本文抜粋 -
--------------------------------------------------

梅雨空のもとの激闘!関西電力株主提案のすべて(2023)

今年もこの郵便物が届いた。
例年に比べると、薄くなったが、中身がアツいこの封書が。
関西電力の株主総会の案内だ(※1)
実際のところ、今年から電子配布を原則となった(つまり「ネットで見てね」)事業報告書の分だけ封書が薄くなっている。が、油断召さるるな、あるいは、ご安心召されよなのか、ともかく、激闘を予感させる議案書は、分厚いままだ。

まして、この一年の間、関西電力グループは2回不祥事を起こしている。その経過報告と再発防止策の抜粋も、巻末に加えてある。……それだけでも、稀なこと。アツい(※2)

そして、本題である。
株主総会で議決する、議案を眺めてみよう。
大抵の会社なら、会社提案の議案が多くて4つくらい
なのに、ここには、今年も、28も議案が並んでいるのだ。

議案書と議決権行使のハガキです

そう、会社提案の他にも、合計4つの団体が入り乱れて、提案を出しているのだ。

毎年のことと、私などは今更驚かない。
驚かない、つもりだが、議案を読んで一つ一つ賛否を考えるのにも、手間がかかる。
株主の諸兄諸姉も、同じように閉口されているだろうな、と思い、以下、議案について、ご参考情報を並べることとしよう。

【おしながき】
□取締役候補者についての情報(学識経験者のみ)
□株主提案を出された各団体からの呼びかけ文
□議案の内容別整理
の3本立てで参りましょう。

□取締役候補者についての情報(学識経験者のみ)

○加賀有津子さん
……まちづくりを含んだ、建築方面が専門の様子

○高松和子さん
業務執行理事をされている
公益財団法人21世紀職業財団のHP

ハラスメント防止など、職場のダイバーシティ対応への啓発、コンサルティングをしている財団でした。

○内藤文雄さん
会計学が専門ですね。その方面での教科書執筆も多い様子
(そちら方向には不案内なワタシ……重鎮の人に失礼なこと書いたかも。失敬(汗)

--------------------------------------------------

表示資料 -
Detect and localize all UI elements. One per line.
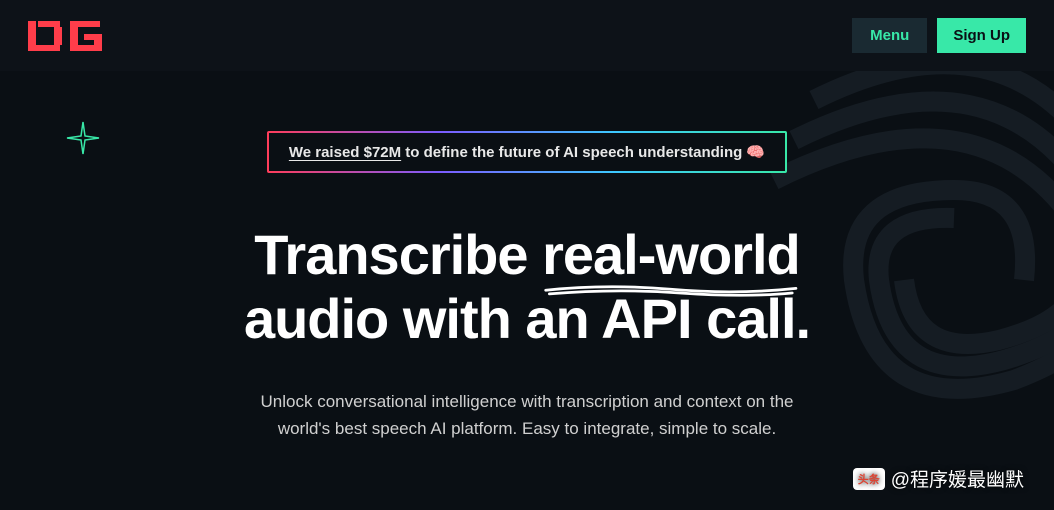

--------------------------------------------------

課題 -
1 – 関西電力の株主総会に関する文章について、次の問いに答えなさい。
(a) 今年の議案書には議案がいくつ並んでいるか。
(b) 会社提案のほかに提案を出している団体は合計いくつか。
(c) 高松和子さんが業務執行理事を務めている財団の名称は何か。
2 – 関西電力の株主総会に関する文章で、筆者が議案についての参考情報を並べることにした理由を、本文に基づいて説明しなさい。
3 – 関西電力の株主総会に関する文章を、最後の文の後から書き継ぎなさい。

課題別の解答 -
1 –
(a) 28
(b) 4つ
(c) 公益財団法人21世紀職業財団

2 – 議案を一つ一つ読んで賛否を考えるには手間がかかる。筆者は、ほかの株主も同じように閉口しているだろうと考えた。そのため、参考情報を並べることにした。

3 –
https://researchmap.jp/read_7110230

□株主提案を出された各団体からの呼びかけ文
○大阪市(※1)からの株主提案(市役所のプレスリリース)(第17号〜第25号議案)https://www.city.osaka.lg.jp/hodoshiryo/kankyo/0000597690.html

○株主提案についての、京都市(※2)からのプレスリリース(第17号〜第20号議案、第26号〜第28号議案)

○脱原発へ関電株主行動の会(第9号〜第16号議案)https://datugenpatukabunusi.hatenablog.com/entry/2023/05/30/085617

□株主提案の内容別に、議案を整理(数字は議案番号)

○脱原発方針を定款に追加
15,19,22,26

○脱炭素化を定款に追加
3,7,20,27

○核燃料再処理の禁止
14

○送配電事業の分離(売却等)
16,19

【終わりに】
株主の皆様、議決権行使しましょうね。そのために、この記事が助けになれば幸いです。
株主にとって、議決権行使は、会社への意見表明の第一歩、そして、経営陣とのコミュニケーションの起点です。ハッキリいって、株主や利害関係者とのコミュニケーションが上手くいっていない関西電力の現状を想うと、やはり会社が投げかけたボールを投げ返すのは、今後の会社の流れを
変えるために、必要条件の一つとなりましょう。

ところで、例年に比べ、一つ変わったところがあります。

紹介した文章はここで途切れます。